== Exercise input ==
'''

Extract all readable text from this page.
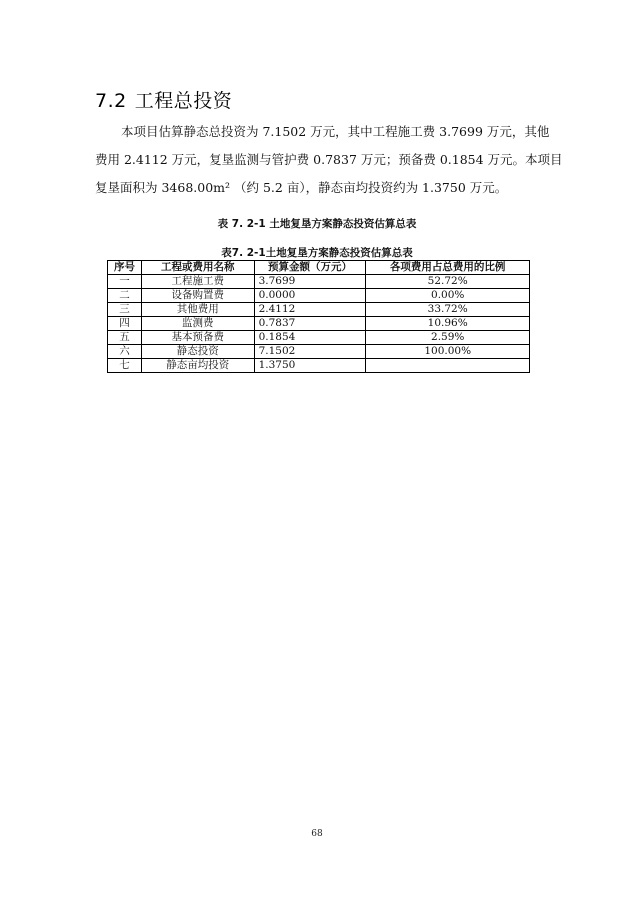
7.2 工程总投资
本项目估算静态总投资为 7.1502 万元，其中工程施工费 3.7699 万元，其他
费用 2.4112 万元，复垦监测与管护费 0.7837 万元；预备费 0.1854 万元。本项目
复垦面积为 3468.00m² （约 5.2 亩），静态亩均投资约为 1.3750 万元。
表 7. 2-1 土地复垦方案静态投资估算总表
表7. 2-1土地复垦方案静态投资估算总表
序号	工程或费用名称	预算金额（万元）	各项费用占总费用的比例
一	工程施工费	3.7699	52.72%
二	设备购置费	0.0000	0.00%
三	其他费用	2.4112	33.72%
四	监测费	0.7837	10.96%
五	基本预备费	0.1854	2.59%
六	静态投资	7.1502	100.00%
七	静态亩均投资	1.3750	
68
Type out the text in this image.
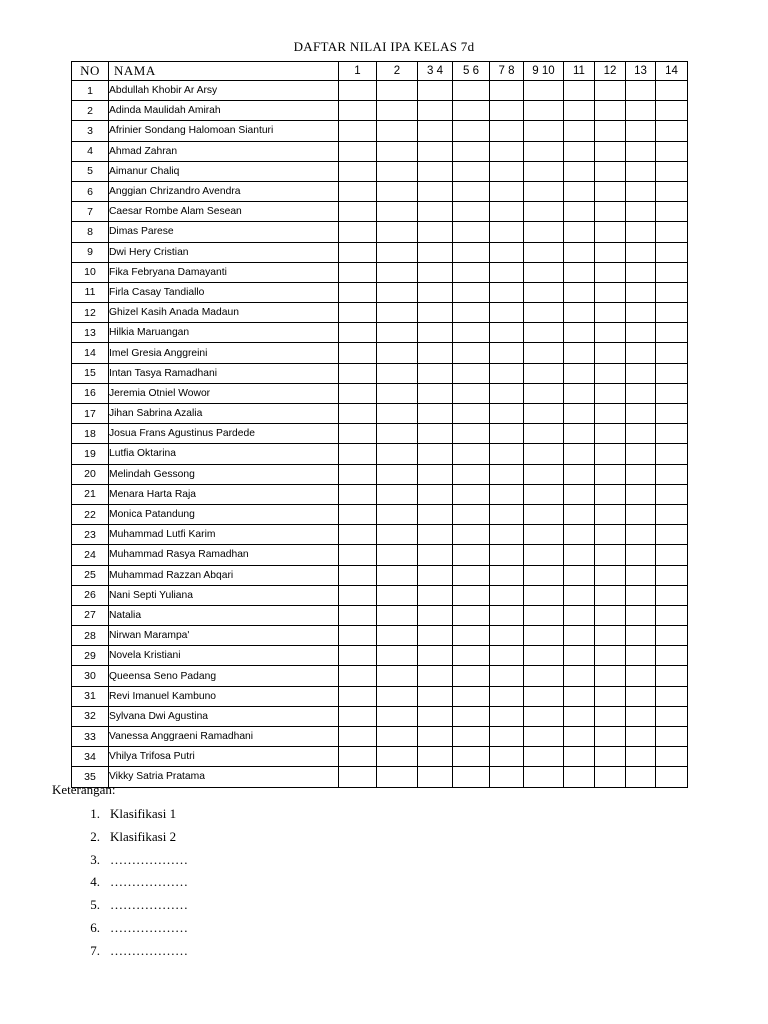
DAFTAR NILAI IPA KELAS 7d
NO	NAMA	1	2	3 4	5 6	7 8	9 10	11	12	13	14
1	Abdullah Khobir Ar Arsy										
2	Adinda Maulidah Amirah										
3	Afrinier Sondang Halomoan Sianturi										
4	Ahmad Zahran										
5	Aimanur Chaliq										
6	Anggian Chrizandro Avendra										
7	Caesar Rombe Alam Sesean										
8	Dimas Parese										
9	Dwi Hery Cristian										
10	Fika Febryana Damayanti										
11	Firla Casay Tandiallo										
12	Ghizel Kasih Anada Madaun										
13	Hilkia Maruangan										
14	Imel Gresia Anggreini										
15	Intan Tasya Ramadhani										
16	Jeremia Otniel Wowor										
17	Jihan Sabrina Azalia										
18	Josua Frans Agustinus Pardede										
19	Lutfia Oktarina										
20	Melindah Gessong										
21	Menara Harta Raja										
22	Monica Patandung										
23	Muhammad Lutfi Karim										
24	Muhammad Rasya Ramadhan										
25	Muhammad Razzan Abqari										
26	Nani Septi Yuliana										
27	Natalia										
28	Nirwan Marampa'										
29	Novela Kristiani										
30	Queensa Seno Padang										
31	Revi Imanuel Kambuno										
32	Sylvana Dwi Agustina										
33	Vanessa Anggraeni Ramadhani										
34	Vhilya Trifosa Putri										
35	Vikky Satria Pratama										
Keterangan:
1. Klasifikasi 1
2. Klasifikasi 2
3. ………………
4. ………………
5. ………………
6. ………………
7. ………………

'''
'''

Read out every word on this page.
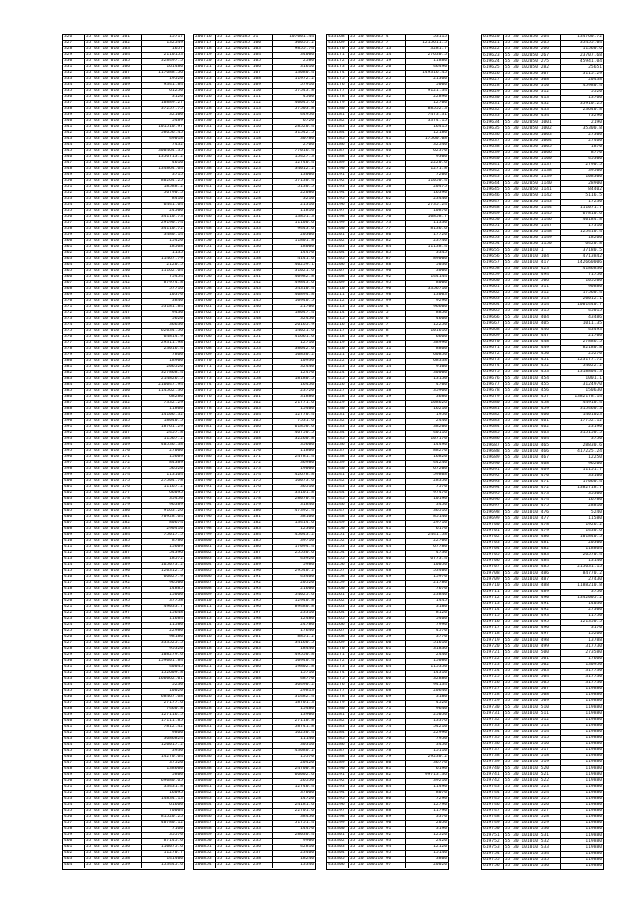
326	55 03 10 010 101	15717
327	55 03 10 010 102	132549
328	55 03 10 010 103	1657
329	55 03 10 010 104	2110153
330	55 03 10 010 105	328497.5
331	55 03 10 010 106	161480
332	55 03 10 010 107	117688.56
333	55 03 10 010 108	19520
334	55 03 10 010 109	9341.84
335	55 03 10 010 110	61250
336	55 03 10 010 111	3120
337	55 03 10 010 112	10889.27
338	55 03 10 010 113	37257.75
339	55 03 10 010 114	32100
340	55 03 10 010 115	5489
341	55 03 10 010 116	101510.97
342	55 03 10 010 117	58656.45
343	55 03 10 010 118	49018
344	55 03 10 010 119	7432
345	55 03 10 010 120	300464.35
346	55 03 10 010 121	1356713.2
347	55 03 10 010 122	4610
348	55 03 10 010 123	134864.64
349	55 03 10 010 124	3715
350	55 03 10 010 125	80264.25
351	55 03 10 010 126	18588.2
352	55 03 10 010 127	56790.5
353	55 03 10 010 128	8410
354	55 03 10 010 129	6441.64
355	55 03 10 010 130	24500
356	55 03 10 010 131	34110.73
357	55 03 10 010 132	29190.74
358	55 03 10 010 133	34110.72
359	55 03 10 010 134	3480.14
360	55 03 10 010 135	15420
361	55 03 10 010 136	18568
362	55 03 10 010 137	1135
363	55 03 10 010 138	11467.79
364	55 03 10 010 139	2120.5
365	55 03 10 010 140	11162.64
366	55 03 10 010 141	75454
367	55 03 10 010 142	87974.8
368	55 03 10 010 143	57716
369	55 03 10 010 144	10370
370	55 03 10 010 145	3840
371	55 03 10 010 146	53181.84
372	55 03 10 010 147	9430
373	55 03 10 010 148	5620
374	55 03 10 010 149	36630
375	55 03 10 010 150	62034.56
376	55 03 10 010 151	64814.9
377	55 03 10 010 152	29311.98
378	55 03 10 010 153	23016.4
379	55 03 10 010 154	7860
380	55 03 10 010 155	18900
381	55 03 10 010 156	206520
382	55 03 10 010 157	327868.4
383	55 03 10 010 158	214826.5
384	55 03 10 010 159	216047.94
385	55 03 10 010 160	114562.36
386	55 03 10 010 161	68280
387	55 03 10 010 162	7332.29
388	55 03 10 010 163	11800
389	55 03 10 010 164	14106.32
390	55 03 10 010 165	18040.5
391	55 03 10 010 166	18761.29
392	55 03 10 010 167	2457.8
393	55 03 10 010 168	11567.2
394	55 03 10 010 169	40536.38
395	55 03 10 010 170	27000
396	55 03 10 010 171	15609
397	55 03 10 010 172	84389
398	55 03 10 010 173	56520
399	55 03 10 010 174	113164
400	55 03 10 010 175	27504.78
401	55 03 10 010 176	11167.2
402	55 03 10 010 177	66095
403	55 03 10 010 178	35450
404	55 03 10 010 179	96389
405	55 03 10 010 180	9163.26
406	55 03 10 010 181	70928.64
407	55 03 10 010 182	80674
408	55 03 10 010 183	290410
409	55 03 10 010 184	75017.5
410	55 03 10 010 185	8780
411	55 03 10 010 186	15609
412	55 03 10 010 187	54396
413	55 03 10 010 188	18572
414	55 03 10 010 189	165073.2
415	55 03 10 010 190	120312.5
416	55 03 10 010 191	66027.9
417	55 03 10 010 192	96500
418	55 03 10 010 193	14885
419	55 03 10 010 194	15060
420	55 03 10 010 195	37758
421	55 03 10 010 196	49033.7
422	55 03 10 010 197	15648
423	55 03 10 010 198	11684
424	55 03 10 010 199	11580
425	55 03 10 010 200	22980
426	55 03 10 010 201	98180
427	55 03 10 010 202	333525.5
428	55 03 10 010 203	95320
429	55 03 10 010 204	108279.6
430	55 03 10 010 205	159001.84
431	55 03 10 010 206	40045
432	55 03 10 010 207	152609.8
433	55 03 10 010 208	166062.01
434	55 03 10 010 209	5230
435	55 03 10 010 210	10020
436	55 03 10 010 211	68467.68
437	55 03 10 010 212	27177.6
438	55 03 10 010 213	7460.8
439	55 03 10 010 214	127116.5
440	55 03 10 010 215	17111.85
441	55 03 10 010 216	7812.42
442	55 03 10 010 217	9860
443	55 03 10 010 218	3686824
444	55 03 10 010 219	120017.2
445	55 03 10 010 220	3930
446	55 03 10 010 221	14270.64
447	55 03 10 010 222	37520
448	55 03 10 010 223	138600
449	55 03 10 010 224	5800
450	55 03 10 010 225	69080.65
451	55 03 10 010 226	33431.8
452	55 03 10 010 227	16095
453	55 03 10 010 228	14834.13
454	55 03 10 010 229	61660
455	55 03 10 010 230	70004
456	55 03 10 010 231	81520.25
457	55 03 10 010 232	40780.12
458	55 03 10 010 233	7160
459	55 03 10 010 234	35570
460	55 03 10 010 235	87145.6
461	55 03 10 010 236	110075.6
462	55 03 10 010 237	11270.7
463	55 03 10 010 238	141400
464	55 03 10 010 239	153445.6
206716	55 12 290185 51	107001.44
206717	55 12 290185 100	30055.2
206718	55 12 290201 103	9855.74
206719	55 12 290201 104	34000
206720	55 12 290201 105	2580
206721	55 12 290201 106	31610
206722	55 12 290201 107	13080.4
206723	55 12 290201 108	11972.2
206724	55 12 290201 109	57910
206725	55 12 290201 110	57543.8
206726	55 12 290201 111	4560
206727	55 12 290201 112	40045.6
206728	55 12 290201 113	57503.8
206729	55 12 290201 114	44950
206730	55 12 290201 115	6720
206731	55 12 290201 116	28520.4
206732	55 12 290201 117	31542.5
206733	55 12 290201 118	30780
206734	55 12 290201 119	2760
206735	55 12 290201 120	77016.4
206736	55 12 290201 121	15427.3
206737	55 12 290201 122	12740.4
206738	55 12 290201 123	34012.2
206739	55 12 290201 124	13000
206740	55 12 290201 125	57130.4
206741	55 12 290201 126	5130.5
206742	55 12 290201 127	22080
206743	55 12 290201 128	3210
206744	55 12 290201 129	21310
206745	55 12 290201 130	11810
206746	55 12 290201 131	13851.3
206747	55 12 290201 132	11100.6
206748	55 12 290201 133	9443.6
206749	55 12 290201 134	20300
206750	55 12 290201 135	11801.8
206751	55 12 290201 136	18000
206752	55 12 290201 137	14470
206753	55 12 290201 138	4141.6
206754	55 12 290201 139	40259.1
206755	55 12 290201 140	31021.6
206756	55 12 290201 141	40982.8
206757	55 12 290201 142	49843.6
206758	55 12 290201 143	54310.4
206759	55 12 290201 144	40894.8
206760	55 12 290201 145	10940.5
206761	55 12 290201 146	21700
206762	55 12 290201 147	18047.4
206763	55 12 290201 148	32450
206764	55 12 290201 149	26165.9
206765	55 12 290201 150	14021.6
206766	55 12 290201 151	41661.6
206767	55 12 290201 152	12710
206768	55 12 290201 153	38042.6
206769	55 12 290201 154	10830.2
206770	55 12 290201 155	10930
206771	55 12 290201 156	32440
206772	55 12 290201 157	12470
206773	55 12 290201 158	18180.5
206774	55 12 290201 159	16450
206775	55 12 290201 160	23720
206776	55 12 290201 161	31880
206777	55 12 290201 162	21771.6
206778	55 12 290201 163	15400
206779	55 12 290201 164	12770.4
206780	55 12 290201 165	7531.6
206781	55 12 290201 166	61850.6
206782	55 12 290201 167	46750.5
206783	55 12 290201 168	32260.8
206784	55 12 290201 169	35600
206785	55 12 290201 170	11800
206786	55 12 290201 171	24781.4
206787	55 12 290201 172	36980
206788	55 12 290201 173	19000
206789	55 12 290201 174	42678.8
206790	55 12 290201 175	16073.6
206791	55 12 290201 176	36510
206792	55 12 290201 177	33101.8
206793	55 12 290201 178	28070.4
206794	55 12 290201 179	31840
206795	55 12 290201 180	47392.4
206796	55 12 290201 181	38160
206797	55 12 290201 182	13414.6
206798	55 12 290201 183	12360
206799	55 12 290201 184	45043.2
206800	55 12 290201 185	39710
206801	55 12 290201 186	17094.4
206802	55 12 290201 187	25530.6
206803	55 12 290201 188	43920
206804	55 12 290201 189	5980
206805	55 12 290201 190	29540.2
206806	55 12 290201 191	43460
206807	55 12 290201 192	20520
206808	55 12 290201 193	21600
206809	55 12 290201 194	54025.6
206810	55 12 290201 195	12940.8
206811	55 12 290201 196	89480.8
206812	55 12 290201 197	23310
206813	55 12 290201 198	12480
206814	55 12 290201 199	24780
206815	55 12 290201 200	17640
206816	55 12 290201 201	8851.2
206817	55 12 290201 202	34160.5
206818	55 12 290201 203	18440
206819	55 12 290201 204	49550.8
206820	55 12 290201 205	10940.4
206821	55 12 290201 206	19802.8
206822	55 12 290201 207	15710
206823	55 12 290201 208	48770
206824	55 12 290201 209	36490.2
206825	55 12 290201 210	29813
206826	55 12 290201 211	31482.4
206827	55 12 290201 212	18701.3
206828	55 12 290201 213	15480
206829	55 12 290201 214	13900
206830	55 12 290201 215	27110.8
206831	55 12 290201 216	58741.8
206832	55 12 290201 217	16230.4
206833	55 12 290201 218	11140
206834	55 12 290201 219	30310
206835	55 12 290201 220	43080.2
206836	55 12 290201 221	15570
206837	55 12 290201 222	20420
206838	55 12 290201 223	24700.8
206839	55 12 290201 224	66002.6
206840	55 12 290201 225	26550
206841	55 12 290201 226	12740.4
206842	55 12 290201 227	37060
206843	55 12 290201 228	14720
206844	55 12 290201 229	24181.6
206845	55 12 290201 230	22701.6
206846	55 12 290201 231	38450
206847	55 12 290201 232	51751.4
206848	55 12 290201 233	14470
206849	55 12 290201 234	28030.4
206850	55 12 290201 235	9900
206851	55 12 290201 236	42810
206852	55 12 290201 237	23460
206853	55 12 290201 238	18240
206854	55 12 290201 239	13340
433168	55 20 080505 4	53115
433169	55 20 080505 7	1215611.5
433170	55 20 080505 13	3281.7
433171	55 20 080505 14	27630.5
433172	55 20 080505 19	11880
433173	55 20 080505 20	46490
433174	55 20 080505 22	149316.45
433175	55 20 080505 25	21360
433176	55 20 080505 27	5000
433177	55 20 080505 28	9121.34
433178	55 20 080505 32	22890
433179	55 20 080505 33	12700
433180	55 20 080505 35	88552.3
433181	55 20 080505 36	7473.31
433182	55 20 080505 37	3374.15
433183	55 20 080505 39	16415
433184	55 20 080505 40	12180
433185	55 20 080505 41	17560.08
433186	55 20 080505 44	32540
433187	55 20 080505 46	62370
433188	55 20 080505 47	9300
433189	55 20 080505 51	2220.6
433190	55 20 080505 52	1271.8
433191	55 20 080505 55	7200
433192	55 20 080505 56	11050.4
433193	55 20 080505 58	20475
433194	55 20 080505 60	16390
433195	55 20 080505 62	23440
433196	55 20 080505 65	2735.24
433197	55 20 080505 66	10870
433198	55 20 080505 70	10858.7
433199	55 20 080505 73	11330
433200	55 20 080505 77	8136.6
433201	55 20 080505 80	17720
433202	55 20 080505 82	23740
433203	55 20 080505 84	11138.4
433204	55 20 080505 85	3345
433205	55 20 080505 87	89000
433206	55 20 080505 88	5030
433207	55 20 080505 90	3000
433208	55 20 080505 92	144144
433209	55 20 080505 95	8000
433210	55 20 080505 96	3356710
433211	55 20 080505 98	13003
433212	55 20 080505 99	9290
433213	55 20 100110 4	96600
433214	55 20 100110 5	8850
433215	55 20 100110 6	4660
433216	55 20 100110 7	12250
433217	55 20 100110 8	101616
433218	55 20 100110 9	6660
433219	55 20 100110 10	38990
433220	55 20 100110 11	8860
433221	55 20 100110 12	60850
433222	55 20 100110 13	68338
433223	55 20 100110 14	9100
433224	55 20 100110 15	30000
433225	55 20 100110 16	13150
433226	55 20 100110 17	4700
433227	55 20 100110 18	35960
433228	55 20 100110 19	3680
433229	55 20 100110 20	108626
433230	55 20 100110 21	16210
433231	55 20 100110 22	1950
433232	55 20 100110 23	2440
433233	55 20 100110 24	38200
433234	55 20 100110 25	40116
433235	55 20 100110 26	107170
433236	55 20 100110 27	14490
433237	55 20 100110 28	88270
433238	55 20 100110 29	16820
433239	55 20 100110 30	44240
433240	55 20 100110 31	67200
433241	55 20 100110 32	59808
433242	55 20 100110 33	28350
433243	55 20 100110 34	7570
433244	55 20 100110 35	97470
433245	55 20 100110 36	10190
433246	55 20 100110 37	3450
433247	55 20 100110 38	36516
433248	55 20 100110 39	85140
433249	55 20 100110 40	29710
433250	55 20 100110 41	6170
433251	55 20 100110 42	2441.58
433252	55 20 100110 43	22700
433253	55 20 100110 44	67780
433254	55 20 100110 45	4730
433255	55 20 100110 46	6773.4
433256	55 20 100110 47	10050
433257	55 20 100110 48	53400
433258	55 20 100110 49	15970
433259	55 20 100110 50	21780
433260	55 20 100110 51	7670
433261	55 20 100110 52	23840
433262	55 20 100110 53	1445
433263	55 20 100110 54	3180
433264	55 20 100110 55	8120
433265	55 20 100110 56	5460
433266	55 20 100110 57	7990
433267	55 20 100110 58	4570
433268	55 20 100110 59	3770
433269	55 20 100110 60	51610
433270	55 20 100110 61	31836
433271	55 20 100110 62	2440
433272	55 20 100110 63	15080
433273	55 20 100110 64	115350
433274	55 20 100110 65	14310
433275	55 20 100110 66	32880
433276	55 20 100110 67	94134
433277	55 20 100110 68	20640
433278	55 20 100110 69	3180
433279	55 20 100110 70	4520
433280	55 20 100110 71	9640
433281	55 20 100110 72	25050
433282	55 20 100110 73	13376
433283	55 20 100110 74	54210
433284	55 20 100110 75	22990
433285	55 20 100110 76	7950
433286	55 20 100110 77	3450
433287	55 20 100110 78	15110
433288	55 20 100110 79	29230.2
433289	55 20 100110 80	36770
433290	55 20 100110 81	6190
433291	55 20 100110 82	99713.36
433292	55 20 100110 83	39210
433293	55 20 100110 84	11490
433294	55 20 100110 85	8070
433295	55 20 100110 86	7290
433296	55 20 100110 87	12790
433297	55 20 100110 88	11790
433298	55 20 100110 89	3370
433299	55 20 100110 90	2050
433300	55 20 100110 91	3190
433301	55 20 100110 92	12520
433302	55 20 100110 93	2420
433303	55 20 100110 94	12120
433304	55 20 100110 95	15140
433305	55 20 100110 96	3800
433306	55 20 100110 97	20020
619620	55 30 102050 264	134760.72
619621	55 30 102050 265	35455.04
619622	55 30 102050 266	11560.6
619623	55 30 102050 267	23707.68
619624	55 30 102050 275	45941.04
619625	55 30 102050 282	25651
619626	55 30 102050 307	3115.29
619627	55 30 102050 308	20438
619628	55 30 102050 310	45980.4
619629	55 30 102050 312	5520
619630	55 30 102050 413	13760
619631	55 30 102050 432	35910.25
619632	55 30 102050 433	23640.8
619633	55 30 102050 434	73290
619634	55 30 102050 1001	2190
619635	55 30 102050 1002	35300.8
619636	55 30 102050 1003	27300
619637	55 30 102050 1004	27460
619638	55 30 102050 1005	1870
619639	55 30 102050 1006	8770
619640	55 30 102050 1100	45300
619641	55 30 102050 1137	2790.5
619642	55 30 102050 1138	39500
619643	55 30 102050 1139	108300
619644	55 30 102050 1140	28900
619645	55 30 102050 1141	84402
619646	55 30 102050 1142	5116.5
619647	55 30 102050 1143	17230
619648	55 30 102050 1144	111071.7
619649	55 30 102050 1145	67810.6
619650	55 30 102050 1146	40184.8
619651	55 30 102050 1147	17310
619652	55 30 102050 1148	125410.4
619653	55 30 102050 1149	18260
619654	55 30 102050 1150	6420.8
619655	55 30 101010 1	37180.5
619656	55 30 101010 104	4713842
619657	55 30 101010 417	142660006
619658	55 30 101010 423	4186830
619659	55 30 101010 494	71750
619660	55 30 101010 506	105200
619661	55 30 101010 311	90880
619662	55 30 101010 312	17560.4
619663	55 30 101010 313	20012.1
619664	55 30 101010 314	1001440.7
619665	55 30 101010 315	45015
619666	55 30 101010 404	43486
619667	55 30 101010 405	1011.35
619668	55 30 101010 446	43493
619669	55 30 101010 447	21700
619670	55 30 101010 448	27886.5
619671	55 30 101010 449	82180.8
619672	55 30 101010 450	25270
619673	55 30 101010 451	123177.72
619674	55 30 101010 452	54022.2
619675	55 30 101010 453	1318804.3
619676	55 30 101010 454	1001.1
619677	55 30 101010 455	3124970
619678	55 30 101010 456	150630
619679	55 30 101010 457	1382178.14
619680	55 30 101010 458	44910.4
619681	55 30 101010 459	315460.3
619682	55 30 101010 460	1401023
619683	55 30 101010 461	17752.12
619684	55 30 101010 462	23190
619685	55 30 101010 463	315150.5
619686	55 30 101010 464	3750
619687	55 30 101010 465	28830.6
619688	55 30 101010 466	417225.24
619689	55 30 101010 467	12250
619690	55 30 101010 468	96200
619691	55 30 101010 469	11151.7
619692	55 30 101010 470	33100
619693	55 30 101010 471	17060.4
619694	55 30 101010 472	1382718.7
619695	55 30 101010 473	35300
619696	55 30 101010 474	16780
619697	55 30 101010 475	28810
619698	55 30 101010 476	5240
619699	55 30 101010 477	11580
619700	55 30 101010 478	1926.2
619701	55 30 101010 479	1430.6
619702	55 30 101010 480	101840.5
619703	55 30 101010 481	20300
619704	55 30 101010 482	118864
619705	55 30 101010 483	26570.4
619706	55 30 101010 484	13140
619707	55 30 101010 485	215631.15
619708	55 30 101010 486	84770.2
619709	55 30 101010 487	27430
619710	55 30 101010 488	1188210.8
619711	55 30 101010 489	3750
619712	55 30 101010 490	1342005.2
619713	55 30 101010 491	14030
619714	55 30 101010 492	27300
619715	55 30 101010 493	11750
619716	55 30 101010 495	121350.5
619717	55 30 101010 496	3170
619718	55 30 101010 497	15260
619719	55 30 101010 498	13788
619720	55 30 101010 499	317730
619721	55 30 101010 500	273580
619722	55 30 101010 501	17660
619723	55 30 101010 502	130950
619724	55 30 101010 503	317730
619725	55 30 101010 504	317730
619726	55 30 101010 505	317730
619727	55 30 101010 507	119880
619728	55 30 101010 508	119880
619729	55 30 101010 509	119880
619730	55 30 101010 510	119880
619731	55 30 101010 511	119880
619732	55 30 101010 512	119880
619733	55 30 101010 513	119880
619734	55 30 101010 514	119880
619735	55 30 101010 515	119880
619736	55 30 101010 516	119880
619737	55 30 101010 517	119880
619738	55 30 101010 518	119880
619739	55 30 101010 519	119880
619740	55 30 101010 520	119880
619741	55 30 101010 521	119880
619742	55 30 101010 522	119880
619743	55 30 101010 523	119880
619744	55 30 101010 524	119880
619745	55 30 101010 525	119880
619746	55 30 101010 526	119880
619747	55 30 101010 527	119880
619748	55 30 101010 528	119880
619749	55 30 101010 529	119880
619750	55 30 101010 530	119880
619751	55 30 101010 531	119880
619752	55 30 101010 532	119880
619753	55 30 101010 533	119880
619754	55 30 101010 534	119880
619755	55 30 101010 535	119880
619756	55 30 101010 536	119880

'''

== Your objective ==
Return each line that includes "this".

== Task answer ==
Extract all readable text from this page.
Type out the text in this image.
Read out every word on this page.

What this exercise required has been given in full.